_Required work_
Report how many lines of these entries hold the string "Customize"; reply with the number alone.

++++ Records provided ++++

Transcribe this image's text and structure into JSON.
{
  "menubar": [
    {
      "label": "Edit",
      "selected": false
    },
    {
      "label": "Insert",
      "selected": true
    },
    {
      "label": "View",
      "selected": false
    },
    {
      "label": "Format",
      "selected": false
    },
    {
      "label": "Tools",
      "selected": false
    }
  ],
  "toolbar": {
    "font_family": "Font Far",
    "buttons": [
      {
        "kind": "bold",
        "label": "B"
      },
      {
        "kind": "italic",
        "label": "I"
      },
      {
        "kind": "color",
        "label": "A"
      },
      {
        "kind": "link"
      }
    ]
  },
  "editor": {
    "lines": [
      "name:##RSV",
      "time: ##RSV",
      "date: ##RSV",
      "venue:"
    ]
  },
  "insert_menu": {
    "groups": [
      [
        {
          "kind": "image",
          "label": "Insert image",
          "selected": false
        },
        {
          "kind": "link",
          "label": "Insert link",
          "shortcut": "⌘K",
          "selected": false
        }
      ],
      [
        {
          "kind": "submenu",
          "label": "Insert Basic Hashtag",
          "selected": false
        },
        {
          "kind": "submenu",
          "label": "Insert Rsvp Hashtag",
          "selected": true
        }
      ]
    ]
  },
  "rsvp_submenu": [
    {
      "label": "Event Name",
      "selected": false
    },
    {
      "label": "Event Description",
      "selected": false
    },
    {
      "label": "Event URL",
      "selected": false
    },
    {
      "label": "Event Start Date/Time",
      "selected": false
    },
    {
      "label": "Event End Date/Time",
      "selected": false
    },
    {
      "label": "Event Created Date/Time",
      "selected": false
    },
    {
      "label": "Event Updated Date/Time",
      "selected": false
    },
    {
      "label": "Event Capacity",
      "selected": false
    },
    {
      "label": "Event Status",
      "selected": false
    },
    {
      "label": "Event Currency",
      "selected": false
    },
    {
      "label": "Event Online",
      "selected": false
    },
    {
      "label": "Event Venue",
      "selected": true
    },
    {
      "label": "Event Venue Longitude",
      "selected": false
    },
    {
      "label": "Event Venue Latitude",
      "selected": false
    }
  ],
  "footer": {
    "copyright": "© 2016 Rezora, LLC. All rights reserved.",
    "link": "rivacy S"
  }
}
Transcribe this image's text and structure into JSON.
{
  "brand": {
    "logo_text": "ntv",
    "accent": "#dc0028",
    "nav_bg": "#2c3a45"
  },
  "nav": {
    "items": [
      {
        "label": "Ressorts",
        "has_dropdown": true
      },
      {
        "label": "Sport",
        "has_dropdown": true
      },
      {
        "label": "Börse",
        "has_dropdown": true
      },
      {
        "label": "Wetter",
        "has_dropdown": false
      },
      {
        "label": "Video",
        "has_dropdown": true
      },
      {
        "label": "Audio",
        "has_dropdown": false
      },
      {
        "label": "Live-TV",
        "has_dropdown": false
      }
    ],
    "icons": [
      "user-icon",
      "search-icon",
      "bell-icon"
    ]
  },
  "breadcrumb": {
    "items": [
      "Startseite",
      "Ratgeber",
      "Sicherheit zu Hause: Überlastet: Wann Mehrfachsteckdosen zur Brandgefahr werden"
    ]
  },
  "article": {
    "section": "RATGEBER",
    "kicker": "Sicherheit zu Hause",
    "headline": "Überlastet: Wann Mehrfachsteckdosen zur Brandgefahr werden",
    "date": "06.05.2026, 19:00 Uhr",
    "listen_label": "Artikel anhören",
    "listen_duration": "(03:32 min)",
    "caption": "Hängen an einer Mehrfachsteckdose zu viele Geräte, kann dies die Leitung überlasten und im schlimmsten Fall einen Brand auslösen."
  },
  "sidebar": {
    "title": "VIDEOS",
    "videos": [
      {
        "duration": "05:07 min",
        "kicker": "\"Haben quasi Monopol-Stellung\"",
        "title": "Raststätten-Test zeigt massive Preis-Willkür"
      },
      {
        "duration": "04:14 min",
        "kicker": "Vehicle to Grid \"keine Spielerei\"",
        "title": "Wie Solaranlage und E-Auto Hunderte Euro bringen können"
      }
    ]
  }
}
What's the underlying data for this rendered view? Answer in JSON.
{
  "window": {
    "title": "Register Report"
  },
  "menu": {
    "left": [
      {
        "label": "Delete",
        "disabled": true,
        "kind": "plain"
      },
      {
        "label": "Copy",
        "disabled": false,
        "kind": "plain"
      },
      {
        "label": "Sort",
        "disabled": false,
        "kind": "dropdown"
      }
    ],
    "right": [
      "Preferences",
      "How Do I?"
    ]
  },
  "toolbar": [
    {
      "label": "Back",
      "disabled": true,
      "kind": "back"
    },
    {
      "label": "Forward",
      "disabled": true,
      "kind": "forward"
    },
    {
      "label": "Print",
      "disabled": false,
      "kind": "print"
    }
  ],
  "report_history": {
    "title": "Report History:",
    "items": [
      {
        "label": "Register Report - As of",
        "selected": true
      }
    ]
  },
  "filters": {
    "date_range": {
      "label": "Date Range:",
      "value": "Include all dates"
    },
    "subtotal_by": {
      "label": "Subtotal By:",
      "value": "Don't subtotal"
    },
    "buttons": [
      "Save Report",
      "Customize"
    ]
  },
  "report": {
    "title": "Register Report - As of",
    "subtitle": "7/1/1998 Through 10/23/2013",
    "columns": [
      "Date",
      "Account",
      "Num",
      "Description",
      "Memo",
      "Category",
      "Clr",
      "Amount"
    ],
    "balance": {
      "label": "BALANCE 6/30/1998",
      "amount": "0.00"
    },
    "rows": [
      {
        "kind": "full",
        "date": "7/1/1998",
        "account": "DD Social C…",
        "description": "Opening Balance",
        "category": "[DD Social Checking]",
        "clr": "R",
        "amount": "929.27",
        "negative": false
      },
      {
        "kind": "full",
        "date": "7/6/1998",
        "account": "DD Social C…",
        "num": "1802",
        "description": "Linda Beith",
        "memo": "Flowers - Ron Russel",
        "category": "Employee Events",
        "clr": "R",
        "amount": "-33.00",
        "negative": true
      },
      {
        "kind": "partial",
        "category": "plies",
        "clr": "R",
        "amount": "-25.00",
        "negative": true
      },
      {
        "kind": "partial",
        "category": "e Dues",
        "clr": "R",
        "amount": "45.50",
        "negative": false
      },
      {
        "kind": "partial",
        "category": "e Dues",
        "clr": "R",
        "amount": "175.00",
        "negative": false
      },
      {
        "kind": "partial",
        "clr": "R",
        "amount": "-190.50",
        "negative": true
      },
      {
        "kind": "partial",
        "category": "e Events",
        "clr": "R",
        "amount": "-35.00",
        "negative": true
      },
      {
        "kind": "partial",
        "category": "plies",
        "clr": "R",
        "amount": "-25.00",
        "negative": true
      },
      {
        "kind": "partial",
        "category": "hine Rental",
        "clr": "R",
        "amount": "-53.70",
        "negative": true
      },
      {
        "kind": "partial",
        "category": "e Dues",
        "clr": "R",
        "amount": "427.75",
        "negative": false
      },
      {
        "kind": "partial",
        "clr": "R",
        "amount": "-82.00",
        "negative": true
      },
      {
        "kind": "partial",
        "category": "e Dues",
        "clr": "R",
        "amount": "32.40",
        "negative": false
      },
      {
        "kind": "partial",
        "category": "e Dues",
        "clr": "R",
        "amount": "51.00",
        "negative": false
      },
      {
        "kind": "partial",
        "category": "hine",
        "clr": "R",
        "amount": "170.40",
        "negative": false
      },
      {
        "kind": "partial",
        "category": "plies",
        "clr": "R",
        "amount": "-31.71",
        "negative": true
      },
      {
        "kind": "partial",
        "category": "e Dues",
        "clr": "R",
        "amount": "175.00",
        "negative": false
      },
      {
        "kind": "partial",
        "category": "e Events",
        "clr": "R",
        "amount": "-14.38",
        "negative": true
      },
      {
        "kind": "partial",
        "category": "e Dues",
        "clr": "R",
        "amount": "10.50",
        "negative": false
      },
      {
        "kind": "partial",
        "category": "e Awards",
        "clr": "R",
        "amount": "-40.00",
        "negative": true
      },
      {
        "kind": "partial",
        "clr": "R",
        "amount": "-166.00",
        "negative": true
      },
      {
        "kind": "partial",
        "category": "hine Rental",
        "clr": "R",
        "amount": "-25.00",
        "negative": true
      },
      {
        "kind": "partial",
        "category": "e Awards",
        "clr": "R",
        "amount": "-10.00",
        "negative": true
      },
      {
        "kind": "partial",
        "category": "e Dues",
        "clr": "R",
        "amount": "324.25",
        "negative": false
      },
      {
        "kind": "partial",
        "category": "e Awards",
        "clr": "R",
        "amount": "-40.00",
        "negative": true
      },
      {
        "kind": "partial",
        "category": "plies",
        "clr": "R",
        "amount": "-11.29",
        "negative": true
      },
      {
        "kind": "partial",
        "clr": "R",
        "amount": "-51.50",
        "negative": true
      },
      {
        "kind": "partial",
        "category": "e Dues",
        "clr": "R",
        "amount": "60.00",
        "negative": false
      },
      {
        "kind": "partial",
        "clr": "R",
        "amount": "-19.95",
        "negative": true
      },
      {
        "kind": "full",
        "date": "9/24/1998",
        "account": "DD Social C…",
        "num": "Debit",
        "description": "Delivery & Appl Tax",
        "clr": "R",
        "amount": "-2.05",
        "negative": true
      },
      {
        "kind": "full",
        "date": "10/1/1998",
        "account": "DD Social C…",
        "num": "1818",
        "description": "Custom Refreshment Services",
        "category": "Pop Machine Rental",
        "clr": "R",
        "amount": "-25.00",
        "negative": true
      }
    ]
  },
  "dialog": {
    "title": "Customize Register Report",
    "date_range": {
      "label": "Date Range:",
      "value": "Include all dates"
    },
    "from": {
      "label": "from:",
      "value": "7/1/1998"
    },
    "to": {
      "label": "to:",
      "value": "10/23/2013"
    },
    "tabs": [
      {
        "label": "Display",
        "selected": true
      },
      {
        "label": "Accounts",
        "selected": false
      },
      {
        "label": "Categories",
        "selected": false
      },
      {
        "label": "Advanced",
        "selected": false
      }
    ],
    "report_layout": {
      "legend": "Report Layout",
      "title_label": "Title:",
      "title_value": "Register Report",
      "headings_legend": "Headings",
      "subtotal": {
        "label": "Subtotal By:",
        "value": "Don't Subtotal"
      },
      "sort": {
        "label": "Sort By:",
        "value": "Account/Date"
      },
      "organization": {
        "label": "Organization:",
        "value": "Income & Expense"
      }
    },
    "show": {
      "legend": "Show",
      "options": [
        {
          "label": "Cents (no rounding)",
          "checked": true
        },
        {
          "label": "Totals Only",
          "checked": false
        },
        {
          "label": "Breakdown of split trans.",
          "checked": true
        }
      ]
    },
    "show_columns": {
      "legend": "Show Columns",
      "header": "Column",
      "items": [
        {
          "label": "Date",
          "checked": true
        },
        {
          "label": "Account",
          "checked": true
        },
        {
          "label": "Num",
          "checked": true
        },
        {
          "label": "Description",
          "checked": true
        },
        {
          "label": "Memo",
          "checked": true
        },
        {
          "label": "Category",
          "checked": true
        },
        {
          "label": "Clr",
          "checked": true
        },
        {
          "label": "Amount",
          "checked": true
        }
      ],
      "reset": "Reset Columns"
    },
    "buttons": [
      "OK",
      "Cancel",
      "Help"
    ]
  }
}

++++

_Answer to the exercise_
2